╔══

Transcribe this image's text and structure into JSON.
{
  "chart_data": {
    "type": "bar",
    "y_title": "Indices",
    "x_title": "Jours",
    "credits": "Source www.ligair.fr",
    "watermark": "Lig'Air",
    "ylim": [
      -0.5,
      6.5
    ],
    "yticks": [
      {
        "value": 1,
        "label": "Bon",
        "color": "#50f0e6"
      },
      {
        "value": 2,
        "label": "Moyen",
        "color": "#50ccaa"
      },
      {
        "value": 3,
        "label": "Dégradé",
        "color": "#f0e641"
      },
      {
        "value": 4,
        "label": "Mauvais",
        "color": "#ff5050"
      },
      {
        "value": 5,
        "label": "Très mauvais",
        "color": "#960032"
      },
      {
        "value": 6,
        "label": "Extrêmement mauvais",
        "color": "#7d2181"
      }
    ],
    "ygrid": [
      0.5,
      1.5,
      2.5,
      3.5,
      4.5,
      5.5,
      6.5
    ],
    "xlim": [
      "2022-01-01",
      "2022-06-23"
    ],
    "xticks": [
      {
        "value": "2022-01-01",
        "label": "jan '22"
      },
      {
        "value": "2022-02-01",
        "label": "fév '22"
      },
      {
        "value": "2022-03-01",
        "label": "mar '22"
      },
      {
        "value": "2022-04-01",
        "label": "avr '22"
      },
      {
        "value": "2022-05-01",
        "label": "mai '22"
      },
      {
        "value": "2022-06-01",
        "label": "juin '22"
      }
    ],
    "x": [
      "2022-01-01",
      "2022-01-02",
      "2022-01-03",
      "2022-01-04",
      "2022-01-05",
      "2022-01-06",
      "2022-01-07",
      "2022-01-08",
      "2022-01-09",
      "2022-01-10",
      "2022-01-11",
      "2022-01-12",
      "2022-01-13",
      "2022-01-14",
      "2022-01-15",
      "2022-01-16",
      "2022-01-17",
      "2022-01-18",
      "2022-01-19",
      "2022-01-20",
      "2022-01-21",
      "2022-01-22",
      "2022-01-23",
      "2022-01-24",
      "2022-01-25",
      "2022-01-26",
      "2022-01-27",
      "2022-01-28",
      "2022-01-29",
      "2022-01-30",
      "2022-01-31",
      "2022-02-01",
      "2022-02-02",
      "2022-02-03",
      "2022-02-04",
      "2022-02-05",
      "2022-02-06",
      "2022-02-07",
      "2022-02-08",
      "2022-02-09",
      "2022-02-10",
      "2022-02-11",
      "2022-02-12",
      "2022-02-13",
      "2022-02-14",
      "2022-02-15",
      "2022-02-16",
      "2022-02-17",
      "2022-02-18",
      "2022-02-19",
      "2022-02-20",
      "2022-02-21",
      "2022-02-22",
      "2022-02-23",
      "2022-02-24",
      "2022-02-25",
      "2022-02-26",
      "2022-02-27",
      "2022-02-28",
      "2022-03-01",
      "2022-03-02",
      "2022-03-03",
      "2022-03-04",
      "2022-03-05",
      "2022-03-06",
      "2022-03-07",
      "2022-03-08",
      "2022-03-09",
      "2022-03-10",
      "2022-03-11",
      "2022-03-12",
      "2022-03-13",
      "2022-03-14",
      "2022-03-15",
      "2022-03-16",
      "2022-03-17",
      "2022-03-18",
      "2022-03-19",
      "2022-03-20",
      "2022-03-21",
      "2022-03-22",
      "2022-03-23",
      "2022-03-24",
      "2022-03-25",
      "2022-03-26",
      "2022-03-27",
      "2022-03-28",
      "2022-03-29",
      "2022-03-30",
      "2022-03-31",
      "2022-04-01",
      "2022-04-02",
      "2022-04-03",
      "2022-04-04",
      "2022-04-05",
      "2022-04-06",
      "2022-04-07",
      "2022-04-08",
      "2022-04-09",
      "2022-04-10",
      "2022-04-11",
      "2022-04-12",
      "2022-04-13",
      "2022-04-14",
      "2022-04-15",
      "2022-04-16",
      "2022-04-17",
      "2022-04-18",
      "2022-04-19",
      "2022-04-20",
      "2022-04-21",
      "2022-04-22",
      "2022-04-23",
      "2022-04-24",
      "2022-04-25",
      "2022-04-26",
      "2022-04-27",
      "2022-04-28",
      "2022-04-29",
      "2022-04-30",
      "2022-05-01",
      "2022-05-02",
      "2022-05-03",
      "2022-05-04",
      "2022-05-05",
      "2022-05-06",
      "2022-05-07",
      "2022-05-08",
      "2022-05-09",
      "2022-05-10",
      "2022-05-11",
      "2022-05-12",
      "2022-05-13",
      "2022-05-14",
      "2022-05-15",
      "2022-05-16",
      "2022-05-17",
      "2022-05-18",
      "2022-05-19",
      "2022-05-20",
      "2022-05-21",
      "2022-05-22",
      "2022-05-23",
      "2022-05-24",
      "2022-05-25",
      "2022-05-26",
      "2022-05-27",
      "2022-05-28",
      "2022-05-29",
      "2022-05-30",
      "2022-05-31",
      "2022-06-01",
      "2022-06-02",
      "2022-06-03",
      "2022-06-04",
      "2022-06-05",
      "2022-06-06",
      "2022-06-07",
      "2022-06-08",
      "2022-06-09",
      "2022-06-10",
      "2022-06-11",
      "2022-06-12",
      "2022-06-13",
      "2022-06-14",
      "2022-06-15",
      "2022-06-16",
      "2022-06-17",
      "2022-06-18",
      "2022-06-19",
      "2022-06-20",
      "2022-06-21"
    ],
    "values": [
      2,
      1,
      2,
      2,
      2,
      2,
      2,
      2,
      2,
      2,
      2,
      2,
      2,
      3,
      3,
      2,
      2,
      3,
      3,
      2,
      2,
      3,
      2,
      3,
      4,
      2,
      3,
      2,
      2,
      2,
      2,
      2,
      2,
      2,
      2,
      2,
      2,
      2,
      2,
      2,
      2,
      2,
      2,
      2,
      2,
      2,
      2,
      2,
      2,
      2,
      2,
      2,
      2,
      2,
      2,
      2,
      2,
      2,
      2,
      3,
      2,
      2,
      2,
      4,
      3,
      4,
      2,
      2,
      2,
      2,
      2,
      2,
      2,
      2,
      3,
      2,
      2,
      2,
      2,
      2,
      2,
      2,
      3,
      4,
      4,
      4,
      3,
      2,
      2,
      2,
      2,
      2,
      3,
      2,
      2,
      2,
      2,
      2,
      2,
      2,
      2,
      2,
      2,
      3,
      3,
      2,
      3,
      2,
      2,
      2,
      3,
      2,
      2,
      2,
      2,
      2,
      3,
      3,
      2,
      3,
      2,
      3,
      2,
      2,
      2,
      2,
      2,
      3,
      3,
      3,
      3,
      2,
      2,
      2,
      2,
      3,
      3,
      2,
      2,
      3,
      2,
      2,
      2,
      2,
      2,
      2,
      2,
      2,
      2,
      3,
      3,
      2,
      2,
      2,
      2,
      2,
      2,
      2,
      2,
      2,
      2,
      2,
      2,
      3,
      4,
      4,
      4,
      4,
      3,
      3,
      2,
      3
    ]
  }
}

╚══

• [WHAT THE TASK ASKS]: Your task is to list each line of the records with the word "label".

• [RESPONSE TO THIS EXERCISE]:
        "label": "Bon",
        "label": "Moyen",
        "label": "Dégradé",
        "label": "Mauvais",
        "label": "Très mauvais",
        "label": "Extrêmement mauvais",
        "label": "jan '22"
        "label": "fév '22"
        "label": "mar '22"
        "label": "avr '22"
        "label": "mai '22"
        "label": "juin '22"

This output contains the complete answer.